■ The problem
Your task is to repeat the entries exactly. Leave the pictures out.

Data excerpts:
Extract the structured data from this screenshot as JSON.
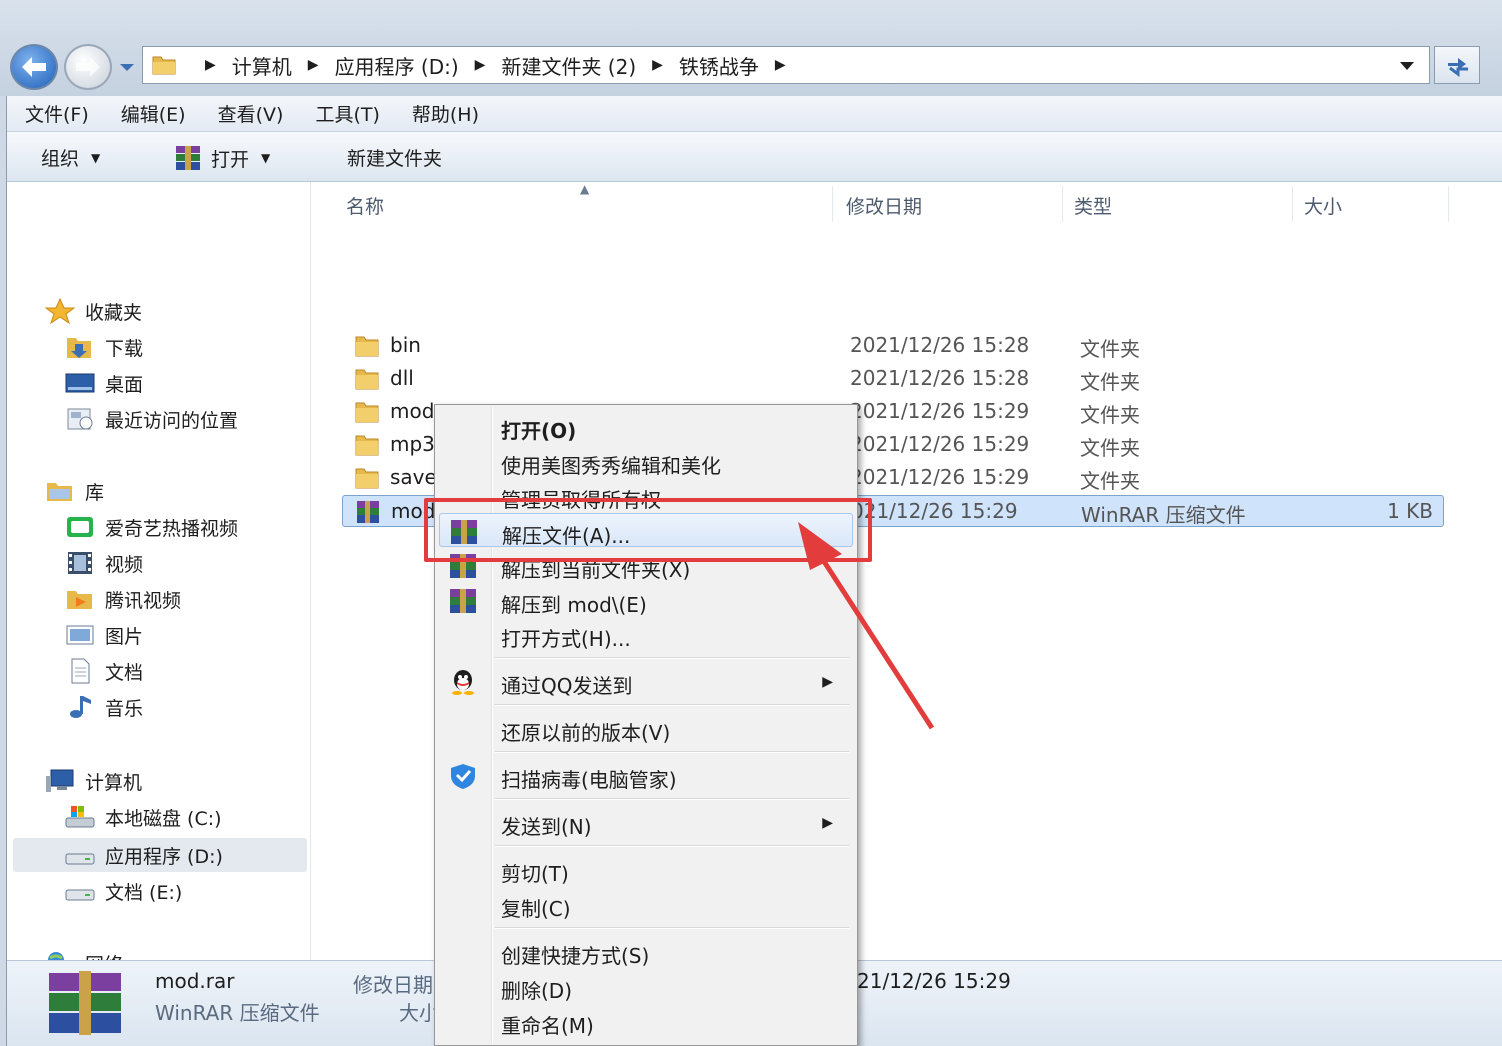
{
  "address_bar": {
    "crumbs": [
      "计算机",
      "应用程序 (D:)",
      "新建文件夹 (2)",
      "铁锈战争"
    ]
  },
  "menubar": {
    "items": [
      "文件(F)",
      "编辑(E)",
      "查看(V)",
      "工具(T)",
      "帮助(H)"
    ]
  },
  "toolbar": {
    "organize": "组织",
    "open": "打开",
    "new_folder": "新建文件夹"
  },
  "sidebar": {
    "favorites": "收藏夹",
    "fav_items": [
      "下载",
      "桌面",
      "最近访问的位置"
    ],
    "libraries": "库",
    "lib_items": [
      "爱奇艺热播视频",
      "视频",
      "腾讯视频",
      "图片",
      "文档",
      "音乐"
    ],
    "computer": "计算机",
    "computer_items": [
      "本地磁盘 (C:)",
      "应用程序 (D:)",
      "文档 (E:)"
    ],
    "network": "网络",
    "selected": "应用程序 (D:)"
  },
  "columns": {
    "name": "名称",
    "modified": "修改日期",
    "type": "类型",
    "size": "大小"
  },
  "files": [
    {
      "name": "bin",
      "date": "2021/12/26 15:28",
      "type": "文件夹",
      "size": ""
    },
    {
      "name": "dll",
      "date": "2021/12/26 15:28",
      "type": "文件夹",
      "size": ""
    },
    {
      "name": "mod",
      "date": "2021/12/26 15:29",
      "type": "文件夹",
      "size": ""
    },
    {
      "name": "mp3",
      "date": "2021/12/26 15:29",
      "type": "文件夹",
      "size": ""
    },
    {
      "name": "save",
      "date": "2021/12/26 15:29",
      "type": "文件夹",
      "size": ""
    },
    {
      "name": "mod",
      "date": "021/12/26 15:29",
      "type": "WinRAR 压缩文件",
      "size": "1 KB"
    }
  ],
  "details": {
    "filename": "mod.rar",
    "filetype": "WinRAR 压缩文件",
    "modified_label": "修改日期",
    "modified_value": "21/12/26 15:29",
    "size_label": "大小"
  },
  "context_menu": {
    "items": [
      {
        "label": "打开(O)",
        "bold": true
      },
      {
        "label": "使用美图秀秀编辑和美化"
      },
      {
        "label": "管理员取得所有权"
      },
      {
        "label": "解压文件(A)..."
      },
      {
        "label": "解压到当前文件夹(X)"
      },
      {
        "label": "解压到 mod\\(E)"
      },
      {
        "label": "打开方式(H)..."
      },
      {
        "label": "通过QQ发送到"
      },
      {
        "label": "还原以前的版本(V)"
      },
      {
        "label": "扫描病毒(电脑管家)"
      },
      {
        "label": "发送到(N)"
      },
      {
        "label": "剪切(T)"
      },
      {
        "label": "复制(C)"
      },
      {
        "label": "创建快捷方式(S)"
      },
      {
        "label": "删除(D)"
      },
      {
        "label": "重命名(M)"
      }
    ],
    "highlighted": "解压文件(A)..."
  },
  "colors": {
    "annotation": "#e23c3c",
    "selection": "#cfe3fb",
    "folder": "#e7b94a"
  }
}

■ Task result
Extract the structured data from this screenshot as JSON.
{
  "address_bar": {
    "crumbs": [
      "计算机",
      "应用程序 (D:)",
      "新建文件夹 (2)",
      "铁锈战争"
    ]
  },
  "menubar": {
    "items": [
      "文件(F)",
      "编辑(E)",
      "查看(V)",
      "工具(T)",
      "帮助(H)"
    ]
  },
  "toolbar": {
    "organize": "组织",
    "open": "打开",
    "new_folder": "新建文件夹"
  },
  "sidebar": {
    "favorites": "收藏夹",
    "fav_items": [
      "下载",
      "桌面",
      "最近访问的位置"
    ],
    "libraries": "库",
    "lib_items": [
      "爱奇艺热播视频",
      "视频",
      "腾讯视频",
      "图片",
      "文档",
      "音乐"
    ],
    "computer": "计算机",
    "computer_items": [
      "本地磁盘 (C:)",
      "应用程序 (D:)",
      "文档 (E:)"
    ],
    "network": "网络",
    "selected": "应用程序 (D:)"
  },
  "columns": {
    "name": "名称",
    "modified": "修改日期",
    "type": "类型",
    "size": "大小"
  },
  "files": [
    {
      "name": "bin",
      "date": "2021/12/26 15:28",
      "type": "文件夹",
      "size": ""
    },
    {
      "name": "dll",
      "date": "2021/12/26 15:28",
      "type": "文件夹",
      "size": ""
    },
    {
      "name": "mod",
      "date": "2021/12/26 15:29",
      "type": "文件夹",
      "size": ""
    },
    {
      "name": "mp3",
      "date": "2021/12/26 15:29",
      "type": "文件夹",
      "size": ""
    },
    {
      "name": "save",
      "date": "2021/12/26 15:29",
      "type": "文件夹",
      "size": ""
    },
    {
      "name": "mod",
      "date": "021/12/26 15:29",
      "type": "WinRAR 压缩文件",
      "size": "1 KB"
    }
  ],
  "details": {
    "filename": "mod.rar",
    "filetype": "WinRAR 压缩文件",
    "modified_label": "修改日期",
    "modified_value": "21/12/26 15:29",
    "size_label": "大小"
  },
  "context_menu": {
    "items": [
      {
        "label": "打开(O)",
        "bold": true
      },
      {
        "label": "使用美图秀秀编辑和美化"
      },
      {
        "label": "管理员取得所有权"
      },
      {
        "label": "解压文件(A)..."
      },
      {
        "label": "解压到当前文件夹(X)"
      },
      {
        "label": "解压到 mod\\(E)"
      },
      {
        "label": "打开方式(H)..."
      },
      {
        "label": "通过QQ发送到"
      },
      {
        "label": "还原以前的版本(V)"
      },
      {
        "label": "扫描病毒(电脑管家)"
      },
      {
        "label": "发送到(N)"
      },
      {
        "label": "剪切(T)"
      },
      {
        "label": "复制(C)"
      },
      {
        "label": "创建快捷方式(S)"
      },
      {
        "label": "删除(D)"
      },
      {
        "label": "重命名(M)"
      }
    ],
    "highlighted": "解压文件(A)..."
  },
  "colors": {
    "annotation": "#e23c3c",
    "selection": "#cfe3fb",
    "folder": "#e7b94a"
  }
}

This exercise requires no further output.